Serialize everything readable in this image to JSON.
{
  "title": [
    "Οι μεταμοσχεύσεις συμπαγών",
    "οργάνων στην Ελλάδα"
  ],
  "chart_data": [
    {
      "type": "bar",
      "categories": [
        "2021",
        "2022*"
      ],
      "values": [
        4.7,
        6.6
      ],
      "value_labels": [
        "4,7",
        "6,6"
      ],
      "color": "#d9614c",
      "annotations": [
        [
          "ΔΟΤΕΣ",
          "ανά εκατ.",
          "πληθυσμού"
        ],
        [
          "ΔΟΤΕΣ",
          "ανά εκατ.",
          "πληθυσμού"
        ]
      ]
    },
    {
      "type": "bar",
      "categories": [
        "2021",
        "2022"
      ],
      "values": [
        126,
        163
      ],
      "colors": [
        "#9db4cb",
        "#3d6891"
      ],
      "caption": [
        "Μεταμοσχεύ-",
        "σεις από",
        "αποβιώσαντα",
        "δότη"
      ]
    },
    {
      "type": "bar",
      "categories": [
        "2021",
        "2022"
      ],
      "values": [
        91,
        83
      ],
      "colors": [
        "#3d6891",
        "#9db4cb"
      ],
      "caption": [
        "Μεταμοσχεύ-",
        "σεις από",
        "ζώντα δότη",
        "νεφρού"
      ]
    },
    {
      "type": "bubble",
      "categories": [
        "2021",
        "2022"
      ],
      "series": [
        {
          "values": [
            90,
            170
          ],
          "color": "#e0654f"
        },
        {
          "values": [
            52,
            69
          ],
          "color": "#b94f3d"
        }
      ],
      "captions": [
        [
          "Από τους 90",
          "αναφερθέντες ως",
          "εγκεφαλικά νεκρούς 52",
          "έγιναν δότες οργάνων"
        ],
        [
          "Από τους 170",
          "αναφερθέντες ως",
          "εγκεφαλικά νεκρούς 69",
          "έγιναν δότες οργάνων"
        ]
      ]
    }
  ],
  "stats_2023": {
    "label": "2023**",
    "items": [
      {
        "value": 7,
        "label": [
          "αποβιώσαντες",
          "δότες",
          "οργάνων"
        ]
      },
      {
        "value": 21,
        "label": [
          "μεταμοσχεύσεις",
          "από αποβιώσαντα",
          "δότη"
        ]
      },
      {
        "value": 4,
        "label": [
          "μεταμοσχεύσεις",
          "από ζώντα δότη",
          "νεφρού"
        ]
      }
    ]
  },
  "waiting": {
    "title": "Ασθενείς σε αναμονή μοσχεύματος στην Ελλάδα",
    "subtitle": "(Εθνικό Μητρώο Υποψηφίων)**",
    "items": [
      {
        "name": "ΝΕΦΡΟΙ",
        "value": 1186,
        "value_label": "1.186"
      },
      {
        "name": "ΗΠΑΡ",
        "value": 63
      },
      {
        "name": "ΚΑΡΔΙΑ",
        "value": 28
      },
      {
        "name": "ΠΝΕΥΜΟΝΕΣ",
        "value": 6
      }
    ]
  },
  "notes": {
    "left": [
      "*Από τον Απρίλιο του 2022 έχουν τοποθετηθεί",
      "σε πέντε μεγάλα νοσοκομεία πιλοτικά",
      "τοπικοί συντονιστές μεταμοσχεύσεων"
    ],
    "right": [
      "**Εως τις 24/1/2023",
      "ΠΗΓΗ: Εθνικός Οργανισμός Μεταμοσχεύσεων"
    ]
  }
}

********************

**REQUIREMENT:** Quote every line of the data, word for word.

**TASK ANSWER:**
Serialize everything readable in this image to JSON.
{
  "title": [
    "Οι μεταμοσχεύσεις συμπαγών",
    "οργάνων στην Ελλάδα"
  ],
  "chart_data": [
    {
      "type": "bar",
      "categories": [
        "2021",
        "2022*"
      ],
      "values": [
        4.7,
        6.6
      ],
      "value_labels": [
        "4,7",
        "6,6"
      ],
      "color": "#d9614c",
      "annotations": [
        [
          "ΔΟΤΕΣ",
          "ανά εκατ.",
          "πληθυσμού"
        ],
        [
          "ΔΟΤΕΣ",
          "ανά εκατ.",
          "πληθυσμού"
        ]
      ]
    },
    {
      "type": "bar",
      "categories": [
        "2021",
        "2022"
      ],
      "values": [
        126,
        163
      ],
      "colors": [
        "#9db4cb",
        "#3d6891"
      ],
      "caption": [
        "Μεταμοσχεύ-",
        "σεις από",
        "αποβιώσαντα",
        "δότη"
      ]
    },
    {
      "type": "bar",
      "categories": [
        "2021",
        "2022"
      ],
      "values": [
        91,
        83
      ],
      "colors": [
        "#3d6891",
        "#9db4cb"
      ],
      "caption": [
        "Μεταμοσχεύ-",
        "σεις από",
        "ζώντα δότη",
        "νεφρού"
      ]
    },
    {
      "type": "bubble",
      "categories": [
        "2021",
        "2022"
      ],
      "series": [
        {
          "values": [
            90,
            170
          ],
          "color": "#e0654f"
        },
        {
          "values": [
            52,
            69
          ],
          "color": "#b94f3d"
        }
      ],
      "captions": [
        [
          "Από τους 90",
          "αναφερθέντες ως",
          "εγκεφαλικά νεκρούς 52",
          "έγιναν δότες οργάνων"
        ],
        [
          "Από τους 170",
          "αναφερθέντες ως",
          "εγκεφαλικά νεκρούς 69",
          "έγιναν δότες οργάνων"
        ]
      ]
    }
  ],
  "stats_2023": {
    "label": "2023**",
    "items": [
      {
        "value": 7,
        "label": [
          "αποβιώσαντες",
          "δότες",
          "οργάνων"
        ]
      },
      {
        "value": 21,
        "label": [
          "μεταμοσχεύσεις",
          "από αποβιώσαντα",
          "δότη"
        ]
      },
      {
        "value": 4,
        "label": [
          "μεταμοσχεύσεις",
          "από ζώντα δότη",
          "νεφρού"
        ]
      }
    ]
  },
  "waiting": {
    "title": "Ασθενείς σε αναμονή μοσχεύματος στην Ελλάδα",
    "subtitle": "(Εθνικό Μητρώο Υποψηφίων)**",
    "items": [
      {
        "name": "ΝΕΦΡΟΙ",
        "value": 1186,
        "value_label": "1.186"
      },
      {
        "name": "ΗΠΑΡ",
        "value": 63
      },
      {
        "name": "ΚΑΡΔΙΑ",
        "value": 28
      },
      {
        "name": "ΠΝΕΥΜΟΝΕΣ",
        "value": 6
      }
    ]
  },
  "notes": {
    "left": [
      "*Από τον Απρίλιο του 2022 έχουν τοποθετηθεί",
      "σε πέντε μεγάλα νοσοκομεία πιλοτικά",
      "τοπικοί συντονιστές μεταμοσχεύσεων"
    ],
    "right": [
      "**Εως τις 24/1/2023",
      "ΠΗΓΗ: Εθνικός Οργανισμός Μεταμοσχεύσεων"
    ]
  }
}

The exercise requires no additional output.